• _REQUIREMENT_:
Nothing in the records may be left out or altered; reproduce them all exactly.
++++++++++++++++++++
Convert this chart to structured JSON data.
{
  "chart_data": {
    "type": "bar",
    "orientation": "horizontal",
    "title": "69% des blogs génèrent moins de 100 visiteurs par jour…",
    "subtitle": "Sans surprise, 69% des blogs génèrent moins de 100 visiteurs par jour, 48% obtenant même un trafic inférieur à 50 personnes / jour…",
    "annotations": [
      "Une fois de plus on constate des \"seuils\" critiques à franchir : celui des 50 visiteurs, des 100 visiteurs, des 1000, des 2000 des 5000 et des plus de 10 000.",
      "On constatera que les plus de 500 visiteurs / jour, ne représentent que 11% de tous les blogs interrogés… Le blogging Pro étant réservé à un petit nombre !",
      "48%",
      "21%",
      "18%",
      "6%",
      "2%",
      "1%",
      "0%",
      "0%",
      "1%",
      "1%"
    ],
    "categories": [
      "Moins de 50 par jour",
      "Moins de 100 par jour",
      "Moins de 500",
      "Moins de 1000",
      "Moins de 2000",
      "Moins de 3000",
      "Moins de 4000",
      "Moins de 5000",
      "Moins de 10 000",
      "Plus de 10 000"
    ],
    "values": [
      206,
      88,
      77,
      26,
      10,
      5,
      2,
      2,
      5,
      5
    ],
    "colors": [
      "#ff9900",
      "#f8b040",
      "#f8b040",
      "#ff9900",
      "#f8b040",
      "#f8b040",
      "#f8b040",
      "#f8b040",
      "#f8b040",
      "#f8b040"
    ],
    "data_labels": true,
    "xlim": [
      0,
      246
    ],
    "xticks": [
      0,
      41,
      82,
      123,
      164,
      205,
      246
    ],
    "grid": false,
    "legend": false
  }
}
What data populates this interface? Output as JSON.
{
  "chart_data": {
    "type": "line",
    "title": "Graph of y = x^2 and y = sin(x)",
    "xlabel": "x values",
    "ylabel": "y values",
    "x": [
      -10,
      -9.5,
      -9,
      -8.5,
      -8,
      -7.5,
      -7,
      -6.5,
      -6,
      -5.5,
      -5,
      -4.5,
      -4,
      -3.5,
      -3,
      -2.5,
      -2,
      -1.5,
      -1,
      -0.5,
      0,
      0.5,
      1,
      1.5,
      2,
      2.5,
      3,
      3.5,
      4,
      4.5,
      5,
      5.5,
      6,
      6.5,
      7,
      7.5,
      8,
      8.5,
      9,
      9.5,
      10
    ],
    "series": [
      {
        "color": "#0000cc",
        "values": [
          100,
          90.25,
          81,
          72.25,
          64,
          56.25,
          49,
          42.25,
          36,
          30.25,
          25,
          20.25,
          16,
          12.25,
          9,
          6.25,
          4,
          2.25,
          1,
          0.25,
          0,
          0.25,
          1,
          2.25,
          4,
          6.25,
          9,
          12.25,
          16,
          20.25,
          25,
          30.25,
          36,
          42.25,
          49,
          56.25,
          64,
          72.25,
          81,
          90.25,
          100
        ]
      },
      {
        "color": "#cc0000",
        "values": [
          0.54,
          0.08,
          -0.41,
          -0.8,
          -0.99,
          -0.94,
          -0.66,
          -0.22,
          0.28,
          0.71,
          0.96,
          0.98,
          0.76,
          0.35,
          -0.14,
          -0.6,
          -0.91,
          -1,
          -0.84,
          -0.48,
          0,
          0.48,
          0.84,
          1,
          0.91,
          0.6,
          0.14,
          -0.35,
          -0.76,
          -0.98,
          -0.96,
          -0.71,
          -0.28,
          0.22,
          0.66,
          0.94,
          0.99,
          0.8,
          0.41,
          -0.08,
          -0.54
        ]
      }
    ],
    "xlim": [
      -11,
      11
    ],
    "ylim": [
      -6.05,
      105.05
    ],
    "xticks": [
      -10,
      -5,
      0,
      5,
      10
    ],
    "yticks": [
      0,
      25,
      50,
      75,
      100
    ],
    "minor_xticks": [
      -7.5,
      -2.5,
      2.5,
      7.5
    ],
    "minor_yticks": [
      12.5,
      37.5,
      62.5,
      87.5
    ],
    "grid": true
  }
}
++++++++++++++++++++
• _OUTPUT FOR THIS TASK_:
Convert this chart to structured JSON data.
{
  "chart_data": {
    "type": "bar",
    "orientation": "horizontal",
    "title": "69% des blogs génèrent moins de 100 visiteurs par jour…",
    "subtitle": "Sans surprise, 69% des blogs génèrent moins de 100 visiteurs par jour, 48% obtenant même un trafic inférieur à 50 personnes / jour…",
    "annotations": [
      "Une fois de plus on constate des \"seuils\" critiques à franchir : celui des 50 visiteurs, des 100 visiteurs, des 1000, des 2000 des 5000 et des plus de 10 000.",
      "On constatera que les plus de 500 visiteurs / jour, ne représentent que 11% de tous les blogs interrogés… Le blogging Pro étant réservé à un petit nombre !",
      "48%",
      "21%",
      "18%",
      "6%",
      "2%",
      "1%",
      "0%",
      "0%",
      "1%",
      "1%"
    ],
    "categories": [
      "Moins de 50 par jour",
      "Moins de 100 par jour",
      "Moins de 500",
      "Moins de 1000",
      "Moins de 2000",
      "Moins de 3000",
      "Moins de 4000",
      "Moins de 5000",
      "Moins de 10 000",
      "Plus de 10 000"
    ],
    "values": [
      206,
      88,
      77,
      26,
      10,
      5,
      2,
      2,
      5,
      5
    ],
    "colors": [
      "#ff9900",
      "#f8b040",
      "#f8b040",
      "#ff9900",
      "#f8b040",
      "#f8b040",
      "#f8b040",
      "#f8b040",
      "#f8b040",
      "#f8b040"
    ],
    "data_labels": true,
    "xlim": [
      0,
      246
    ],
    "xticks": [
      0,
      41,
      82,
      123,
      164,
      205,
      246
    ],
    "grid": false,
    "legend": false
  }
}
What data populates this interface? Output as JSON.
{
  "chart_data": {
    "type": "line",
    "title": "Graph of y = x^2 and y = sin(x)",
    "xlabel": "x values",
    "ylabel": "y values",
    "x": [
      -10,
      -9.5,
      -9,
      -8.5,
      -8,
      -7.5,
      -7,
      -6.5,
      -6,
      -5.5,
      -5,
      -4.5,
      -4,
      -3.5,
      -3,
      -2.5,
      -2,
      -1.5,
      -1,
      -0.5,
      0,
      0.5,
      1,
      1.5,
      2,
      2.5,
      3,
      3.5,
      4,
      4.5,
      5,
      5.5,
      6,
      6.5,
      7,
      7.5,
      8,
      8.5,
      9,
      9.5,
      10
    ],
    "series": [
      {
        "color": "#0000cc",
        "values": [
          100,
          90.25,
          81,
          72.25,
          64,
          56.25,
          49,
          42.25,
          36,
          30.25,
          25,
          20.25,
          16,
          12.25,
          9,
          6.25,
          4,
          2.25,
          1,
          0.25,
          0,
          0.25,
          1,
          2.25,
          4,
          6.25,
          9,
          12.25,
          16,
          20.25,
          25,
          30.25,
          36,
          42.25,
          49,
          56.25,
          64,
          72.25,
          81,
          90.25,
          100
        ]
      },
      {
        "color": "#cc0000",
        "values": [
          0.54,
          0.08,
          -0.41,
          -0.8,
          -0.99,
          -0.94,
          -0.66,
          -0.22,
          0.28,
          0.71,
          0.96,
          0.98,
          0.76,
          0.35,
          -0.14,
          -0.6,
          -0.91,
          -1,
          -0.84,
          -0.48,
          0,
          0.48,
          0.84,
          1,
          0.91,
          0.6,
          0.14,
          -0.35,
          -0.76,
          -0.98,
          -0.96,
          -0.71,
          -0.28,
          0.22,
          0.66,
          0.94,
          0.99,
          0.8,
          0.41,
          -0.08,
          -0.54
        ]
      }
    ],
    "xlim": [
      -11,
      11
    ],
    "ylim": [
      -6.05,
      105.05
    ],
    "xticks": [
      -10,
      -5,
      0,
      5,
      10
    ],
    "yticks": [
      0,
      25,
      50,
      75,
      100
    ],
    "minor_xticks": [
      -7.5,
      -2.5,
      2.5,
      7.5
    ],
    "minor_yticks": [
      12.5,
      37.5,
      62.5,
      87.5
    ],
    "grid": true
  }
}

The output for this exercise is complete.